→ **Written instruction**: Quote the records below in full, exactly as given, with the images taken out.

-- BEGIN Material --

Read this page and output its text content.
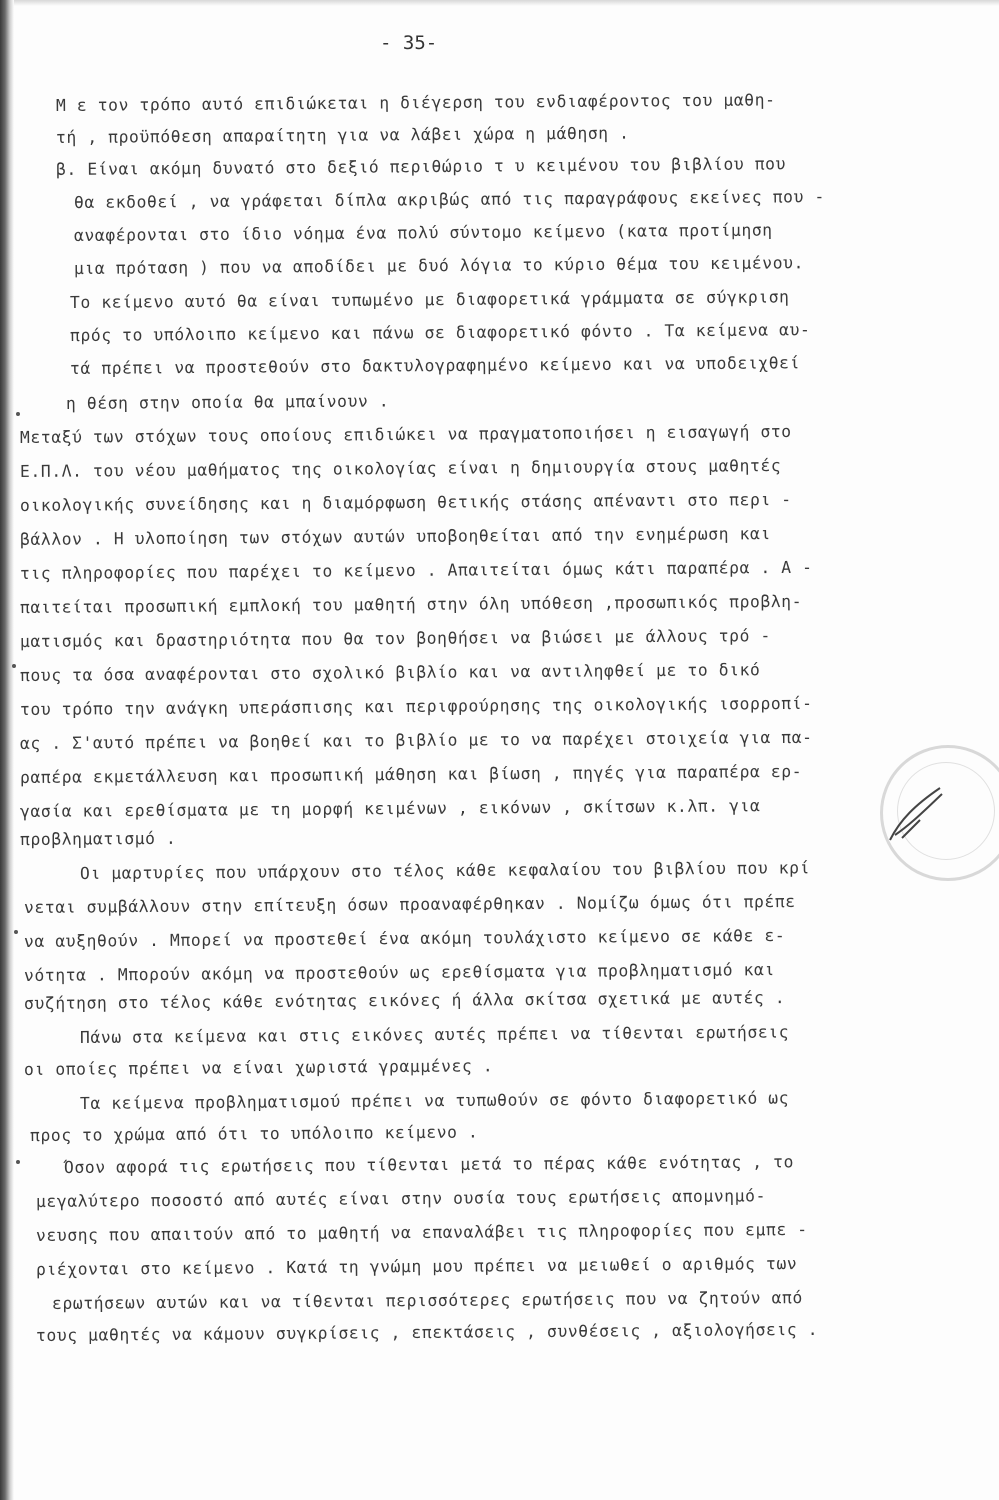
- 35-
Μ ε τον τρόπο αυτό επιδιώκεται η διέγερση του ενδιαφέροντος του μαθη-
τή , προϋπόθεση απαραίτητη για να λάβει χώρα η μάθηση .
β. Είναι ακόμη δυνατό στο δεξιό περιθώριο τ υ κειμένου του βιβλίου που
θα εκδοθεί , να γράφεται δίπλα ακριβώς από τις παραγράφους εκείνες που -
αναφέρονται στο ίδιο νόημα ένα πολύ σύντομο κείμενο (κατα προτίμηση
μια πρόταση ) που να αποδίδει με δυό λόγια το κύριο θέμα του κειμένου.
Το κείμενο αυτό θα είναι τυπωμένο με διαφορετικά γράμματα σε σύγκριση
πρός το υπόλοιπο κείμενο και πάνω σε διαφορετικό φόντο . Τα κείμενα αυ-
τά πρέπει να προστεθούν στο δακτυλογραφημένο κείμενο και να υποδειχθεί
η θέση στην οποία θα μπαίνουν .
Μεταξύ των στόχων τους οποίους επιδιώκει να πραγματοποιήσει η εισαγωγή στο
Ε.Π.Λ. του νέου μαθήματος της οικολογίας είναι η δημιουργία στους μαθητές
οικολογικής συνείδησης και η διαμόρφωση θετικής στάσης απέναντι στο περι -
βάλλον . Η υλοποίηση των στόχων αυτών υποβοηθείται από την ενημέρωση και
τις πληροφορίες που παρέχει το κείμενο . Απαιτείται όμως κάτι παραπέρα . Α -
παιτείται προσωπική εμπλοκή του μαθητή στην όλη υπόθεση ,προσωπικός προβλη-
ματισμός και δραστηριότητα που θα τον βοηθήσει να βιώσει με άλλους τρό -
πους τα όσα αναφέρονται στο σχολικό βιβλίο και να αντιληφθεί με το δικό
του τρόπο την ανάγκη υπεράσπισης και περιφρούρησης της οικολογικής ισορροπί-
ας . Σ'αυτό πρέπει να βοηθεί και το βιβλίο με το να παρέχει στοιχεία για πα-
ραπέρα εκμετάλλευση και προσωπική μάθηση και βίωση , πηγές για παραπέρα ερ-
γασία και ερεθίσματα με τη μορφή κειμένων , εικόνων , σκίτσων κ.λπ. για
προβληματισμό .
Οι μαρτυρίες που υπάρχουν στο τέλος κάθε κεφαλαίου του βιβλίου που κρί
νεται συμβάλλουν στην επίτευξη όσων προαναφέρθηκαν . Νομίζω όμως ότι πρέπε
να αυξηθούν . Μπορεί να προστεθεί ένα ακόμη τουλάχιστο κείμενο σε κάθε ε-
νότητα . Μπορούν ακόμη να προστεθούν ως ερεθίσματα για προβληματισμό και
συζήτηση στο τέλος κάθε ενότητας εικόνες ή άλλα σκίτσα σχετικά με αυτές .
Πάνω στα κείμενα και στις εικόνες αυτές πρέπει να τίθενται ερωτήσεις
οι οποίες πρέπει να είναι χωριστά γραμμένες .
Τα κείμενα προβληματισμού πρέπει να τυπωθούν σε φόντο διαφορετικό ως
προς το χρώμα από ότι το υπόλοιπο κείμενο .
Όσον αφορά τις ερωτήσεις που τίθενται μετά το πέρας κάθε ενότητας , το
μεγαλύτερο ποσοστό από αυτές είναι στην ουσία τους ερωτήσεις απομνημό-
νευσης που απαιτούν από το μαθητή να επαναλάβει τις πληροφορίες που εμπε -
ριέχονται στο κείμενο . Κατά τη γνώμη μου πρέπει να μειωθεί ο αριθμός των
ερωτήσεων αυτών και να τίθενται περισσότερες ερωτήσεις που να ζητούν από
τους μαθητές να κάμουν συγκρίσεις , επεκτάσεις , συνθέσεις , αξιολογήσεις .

-- END Material --

→ **Final result**:
Read this page and output its text content.
- 35-
Μ ε τον τρόπο αυτό επιδιώκεται η διέγερση του ενδιαφέροντος του μαθη-
τή , προϋπόθεση απαραίτητη για να λάβει χώρα η μάθηση .
β. Είναι ακόμη δυνατό στο δεξιό περιθώριο τ υ κειμένου του βιβλίου που
θα εκδοθεί , να γράφεται δίπλα ακριβώς από τις παραγράφους εκείνες που -
αναφέρονται στο ίδιο νόημα ένα πολύ σύντομο κείμενο (κατα προτίμηση
μια πρόταση ) που να αποδίδει με δυό λόγια το κύριο θέμα του κειμένου.
Το κείμενο αυτό θα είναι τυπωμένο με διαφορετικά γράμματα σε σύγκριση
πρός το υπόλοιπο κείμενο και πάνω σε διαφορετικό φόντο . Τα κείμενα αυ-
τά πρέπει να προστεθούν στο δακτυλογραφημένο κείμενο και να υποδειχθεί
η θέση στην οποία θα μπαίνουν .
Μεταξύ των στόχων τους οποίους επιδιώκει να πραγματοποιήσει η εισαγωγή στο
Ε.Π.Λ. του νέου μαθήματος της οικολογίας είναι η δημιουργία στους μαθητές
οικολογικής συνείδησης και η διαμόρφωση θετικής στάσης απέναντι στο περι -
βάλλον . Η υλοποίηση των στόχων αυτών υποβοηθείται από την ενημέρωση και
τις πληροφορίες που παρέχει το κείμενο . Απαιτείται όμως κάτι παραπέρα . Α -
παιτείται προσωπική εμπλοκή του μαθητή στην όλη υπόθεση ,προσωπικός προβλη-
ματισμός και δραστηριότητα που θα τον βοηθήσει να βιώσει με άλλους τρό -
πους τα όσα αναφέρονται στο σχολικό βιβλίο και να αντιληφθεί με το δικό
του τρόπο την ανάγκη υπεράσπισης και περιφρούρησης της οικολογικής ισορροπί-
ας . Σ'αυτό πρέπει να βοηθεί και το βιβλίο με το να παρέχει στοιχεία για πα-
ραπέρα εκμετάλλευση και προσωπική μάθηση και βίωση , πηγές για παραπέρα ερ-
γασία και ερεθίσματα με τη μορφή κειμένων , εικόνων , σκίτσων κ.λπ. για
προβληματισμό .
Οι μαρτυρίες που υπάρχουν στο τέλος κάθε κεφαλαίου του βιβλίου που κρί
νεται συμβάλλουν στην επίτευξη όσων προαναφέρθηκαν . Νομίζω όμως ότι πρέπε
να αυξηθούν . Μπορεί να προστεθεί ένα ακόμη τουλάχιστο κείμενο σε κάθε ε-
νότητα . Μπορούν ακόμη να προστεθούν ως ερεθίσματα για προβληματισμό και
συζήτηση στο τέλος κάθε ενότητας εικόνες ή άλλα σκίτσα σχετικά με αυτές .
Πάνω στα κείμενα και στις εικόνες αυτές πρέπει να τίθενται ερωτήσεις
οι οποίες πρέπει να είναι χωριστά γραμμένες .
Τα κείμενα προβληματισμού πρέπει να τυπωθούν σε φόντο διαφορετικό ως
προς το χρώμα από ότι το υπόλοιπο κείμενο .
Όσον αφορά τις ερωτήσεις που τίθενται μετά το πέρας κάθε ενότητας , το
μεγαλύτερο ποσοστό από αυτές είναι στην ουσία τους ερωτήσεις απομνημό-
νευσης που απαιτούν από το μαθητή να επαναλάβει τις πληροφορίες που εμπε -
ριέχονται στο κείμενο . Κατά τη γνώμη μου πρέπει να μειωθεί ο αριθμός των
ερωτήσεων αυτών και να τίθενται περισσότερες ερωτήσεις που να ζητούν από
τους μαθητές να κάμουν συγκρίσεις , επεκτάσεις , συνθέσεις , αξιολογήσεις .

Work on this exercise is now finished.